- [EXERCISE INSTRUCTIONS] Pull every "title" line out of the data below.

────────

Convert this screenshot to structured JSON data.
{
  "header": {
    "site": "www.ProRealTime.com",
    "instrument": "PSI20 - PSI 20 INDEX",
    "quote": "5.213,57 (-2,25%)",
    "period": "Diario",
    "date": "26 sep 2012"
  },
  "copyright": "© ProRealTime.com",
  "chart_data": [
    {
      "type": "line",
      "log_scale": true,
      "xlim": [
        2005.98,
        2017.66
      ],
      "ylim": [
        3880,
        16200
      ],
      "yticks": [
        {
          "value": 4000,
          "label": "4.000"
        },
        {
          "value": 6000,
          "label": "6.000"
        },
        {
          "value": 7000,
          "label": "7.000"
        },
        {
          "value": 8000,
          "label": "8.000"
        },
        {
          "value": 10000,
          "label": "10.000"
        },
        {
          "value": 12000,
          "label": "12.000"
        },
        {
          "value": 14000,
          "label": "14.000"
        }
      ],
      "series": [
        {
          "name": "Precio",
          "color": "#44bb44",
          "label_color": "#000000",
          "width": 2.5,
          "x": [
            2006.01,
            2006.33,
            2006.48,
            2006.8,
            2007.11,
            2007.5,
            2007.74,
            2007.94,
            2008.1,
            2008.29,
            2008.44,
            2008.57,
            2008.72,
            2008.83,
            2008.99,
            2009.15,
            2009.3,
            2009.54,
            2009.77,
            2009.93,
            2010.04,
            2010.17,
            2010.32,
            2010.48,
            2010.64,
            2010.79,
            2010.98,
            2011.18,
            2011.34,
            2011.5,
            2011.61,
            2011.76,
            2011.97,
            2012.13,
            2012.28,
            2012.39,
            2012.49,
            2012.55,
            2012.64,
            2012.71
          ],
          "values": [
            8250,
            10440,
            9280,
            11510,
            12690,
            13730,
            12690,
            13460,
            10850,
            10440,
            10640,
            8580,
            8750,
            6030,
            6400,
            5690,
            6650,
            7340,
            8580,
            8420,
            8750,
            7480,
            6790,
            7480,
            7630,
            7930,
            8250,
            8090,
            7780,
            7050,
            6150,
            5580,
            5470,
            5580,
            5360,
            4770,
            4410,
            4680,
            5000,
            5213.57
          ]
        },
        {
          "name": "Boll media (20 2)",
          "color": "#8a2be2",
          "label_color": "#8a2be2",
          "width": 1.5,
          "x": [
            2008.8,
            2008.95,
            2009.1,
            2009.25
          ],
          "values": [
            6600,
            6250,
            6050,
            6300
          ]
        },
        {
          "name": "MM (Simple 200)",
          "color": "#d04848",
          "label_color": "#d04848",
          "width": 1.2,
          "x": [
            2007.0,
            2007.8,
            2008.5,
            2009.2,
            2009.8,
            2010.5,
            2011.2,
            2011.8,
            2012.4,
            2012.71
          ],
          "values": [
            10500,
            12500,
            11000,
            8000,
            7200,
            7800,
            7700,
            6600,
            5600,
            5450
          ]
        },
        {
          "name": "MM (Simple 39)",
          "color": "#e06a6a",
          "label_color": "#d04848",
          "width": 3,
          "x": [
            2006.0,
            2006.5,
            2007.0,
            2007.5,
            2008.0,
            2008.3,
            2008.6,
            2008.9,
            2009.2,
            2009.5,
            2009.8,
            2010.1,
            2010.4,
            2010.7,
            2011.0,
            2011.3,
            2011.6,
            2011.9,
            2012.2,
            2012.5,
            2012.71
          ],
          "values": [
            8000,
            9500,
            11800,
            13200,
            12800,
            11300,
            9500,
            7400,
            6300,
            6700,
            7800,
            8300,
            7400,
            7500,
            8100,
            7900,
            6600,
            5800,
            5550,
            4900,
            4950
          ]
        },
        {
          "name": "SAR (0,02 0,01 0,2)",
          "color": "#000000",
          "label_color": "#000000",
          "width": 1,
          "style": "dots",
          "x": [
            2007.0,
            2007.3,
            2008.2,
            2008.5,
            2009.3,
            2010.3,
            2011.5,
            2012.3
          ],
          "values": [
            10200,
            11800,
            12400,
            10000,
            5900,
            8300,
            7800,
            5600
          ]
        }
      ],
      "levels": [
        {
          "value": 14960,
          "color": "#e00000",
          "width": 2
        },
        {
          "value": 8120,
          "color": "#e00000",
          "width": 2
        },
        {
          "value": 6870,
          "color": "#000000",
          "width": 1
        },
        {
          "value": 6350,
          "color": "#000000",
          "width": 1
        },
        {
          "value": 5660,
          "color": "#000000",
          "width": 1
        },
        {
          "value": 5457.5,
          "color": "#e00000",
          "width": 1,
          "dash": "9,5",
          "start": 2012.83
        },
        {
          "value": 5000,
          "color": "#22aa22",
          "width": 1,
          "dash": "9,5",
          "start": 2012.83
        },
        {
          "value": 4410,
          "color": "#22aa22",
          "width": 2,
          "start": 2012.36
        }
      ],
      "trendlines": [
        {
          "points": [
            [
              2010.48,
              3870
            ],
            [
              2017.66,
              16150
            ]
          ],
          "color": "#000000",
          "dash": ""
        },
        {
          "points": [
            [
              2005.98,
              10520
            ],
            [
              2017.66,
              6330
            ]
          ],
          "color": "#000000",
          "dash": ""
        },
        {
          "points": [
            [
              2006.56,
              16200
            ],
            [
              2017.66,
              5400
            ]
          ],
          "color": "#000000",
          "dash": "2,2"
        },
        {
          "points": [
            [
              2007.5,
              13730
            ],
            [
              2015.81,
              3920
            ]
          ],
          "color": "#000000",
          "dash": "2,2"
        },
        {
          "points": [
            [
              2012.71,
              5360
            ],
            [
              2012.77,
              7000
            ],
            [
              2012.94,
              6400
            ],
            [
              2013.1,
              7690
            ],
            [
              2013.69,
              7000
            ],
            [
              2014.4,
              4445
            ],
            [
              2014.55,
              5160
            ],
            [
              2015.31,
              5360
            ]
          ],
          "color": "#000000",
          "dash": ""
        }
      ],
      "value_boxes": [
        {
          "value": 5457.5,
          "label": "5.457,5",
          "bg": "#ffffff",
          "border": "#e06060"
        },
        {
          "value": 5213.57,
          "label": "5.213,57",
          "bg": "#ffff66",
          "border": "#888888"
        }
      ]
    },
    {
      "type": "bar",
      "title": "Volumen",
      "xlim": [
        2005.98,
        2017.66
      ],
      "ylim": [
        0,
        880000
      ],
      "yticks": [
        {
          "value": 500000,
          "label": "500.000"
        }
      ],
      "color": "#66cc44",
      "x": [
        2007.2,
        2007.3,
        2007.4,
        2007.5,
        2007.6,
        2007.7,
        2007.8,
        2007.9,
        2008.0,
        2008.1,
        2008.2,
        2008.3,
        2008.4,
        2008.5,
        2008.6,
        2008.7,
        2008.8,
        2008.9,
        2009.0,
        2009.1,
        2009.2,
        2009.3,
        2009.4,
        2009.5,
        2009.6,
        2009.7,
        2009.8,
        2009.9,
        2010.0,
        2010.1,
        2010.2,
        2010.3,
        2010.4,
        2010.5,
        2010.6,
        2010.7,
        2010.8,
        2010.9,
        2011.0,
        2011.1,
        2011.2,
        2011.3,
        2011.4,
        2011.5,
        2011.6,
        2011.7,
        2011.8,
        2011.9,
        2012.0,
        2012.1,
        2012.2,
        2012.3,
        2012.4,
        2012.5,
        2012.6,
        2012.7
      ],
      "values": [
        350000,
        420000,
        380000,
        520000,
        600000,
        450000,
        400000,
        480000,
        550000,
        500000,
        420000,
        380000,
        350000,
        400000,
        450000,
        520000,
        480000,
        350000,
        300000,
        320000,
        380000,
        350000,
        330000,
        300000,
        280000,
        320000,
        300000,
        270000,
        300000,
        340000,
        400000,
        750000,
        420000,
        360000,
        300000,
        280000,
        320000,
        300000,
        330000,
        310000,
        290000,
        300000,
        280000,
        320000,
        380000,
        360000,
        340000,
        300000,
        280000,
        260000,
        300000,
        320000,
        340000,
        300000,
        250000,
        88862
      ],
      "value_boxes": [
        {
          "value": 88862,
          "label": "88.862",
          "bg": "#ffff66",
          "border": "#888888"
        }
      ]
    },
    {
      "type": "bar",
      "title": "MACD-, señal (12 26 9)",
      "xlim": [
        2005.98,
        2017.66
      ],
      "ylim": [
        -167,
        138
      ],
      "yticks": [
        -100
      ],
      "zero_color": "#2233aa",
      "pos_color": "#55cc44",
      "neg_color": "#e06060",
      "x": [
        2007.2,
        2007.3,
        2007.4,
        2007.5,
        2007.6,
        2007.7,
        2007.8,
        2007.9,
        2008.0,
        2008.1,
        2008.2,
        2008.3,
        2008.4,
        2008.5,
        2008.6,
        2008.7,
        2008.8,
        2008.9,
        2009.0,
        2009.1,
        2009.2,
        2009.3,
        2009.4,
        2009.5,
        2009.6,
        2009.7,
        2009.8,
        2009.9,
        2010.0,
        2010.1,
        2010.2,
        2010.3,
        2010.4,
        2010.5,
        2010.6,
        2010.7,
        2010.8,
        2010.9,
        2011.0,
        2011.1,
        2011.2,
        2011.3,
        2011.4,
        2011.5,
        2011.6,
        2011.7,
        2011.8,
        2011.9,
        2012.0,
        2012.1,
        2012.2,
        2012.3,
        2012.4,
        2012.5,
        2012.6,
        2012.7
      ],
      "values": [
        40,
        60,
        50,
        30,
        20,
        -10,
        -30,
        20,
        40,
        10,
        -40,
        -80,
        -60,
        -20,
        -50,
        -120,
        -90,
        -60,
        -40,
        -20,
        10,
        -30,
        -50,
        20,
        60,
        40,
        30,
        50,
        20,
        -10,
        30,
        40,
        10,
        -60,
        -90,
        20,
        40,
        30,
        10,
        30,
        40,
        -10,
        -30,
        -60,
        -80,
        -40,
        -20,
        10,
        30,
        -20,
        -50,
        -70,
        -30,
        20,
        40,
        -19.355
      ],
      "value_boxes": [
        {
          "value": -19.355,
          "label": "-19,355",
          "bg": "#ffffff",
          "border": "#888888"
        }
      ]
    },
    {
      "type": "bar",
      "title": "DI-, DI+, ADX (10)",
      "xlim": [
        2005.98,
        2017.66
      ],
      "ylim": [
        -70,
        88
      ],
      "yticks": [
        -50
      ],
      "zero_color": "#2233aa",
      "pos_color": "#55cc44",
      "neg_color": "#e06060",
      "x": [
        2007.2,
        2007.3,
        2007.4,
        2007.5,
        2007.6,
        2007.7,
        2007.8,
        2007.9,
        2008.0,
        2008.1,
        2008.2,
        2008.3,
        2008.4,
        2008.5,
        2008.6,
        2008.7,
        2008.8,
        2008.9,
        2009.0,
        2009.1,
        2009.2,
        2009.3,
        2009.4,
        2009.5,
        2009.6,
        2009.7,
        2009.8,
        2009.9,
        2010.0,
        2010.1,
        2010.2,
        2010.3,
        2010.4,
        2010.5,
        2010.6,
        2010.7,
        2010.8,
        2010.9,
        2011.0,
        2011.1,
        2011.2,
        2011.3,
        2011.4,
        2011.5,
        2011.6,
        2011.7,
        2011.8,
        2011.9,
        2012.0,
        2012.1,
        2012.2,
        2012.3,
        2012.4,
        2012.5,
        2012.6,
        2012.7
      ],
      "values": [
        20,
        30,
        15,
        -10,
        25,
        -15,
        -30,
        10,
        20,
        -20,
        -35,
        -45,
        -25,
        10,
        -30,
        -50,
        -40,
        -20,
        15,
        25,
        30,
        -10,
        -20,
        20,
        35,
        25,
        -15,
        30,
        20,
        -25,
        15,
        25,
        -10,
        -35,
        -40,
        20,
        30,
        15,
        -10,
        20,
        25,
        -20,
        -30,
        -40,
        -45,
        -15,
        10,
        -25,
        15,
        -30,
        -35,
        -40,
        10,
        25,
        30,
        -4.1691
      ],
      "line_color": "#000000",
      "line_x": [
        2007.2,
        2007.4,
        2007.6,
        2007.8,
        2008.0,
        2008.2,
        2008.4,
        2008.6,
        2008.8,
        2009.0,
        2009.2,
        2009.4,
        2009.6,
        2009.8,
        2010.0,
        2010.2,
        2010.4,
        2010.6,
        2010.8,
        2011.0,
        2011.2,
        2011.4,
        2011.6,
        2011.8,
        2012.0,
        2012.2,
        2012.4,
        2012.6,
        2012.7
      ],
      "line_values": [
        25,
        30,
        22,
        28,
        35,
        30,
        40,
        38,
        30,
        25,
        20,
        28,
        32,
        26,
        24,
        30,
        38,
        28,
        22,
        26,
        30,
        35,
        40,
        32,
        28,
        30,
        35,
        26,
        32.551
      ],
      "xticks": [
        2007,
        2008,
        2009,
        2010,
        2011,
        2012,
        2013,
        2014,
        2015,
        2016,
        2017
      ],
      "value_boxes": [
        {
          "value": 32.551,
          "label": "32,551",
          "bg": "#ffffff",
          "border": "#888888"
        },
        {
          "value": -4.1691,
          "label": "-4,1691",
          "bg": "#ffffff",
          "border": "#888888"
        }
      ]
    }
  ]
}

────────

- [ANSWER FOR THIS EXERCISE]
      "title": "Volumen",
      "title": "MACD-, señal (12 26 9)",
      "title": "DI-, DI+, ADX (10)",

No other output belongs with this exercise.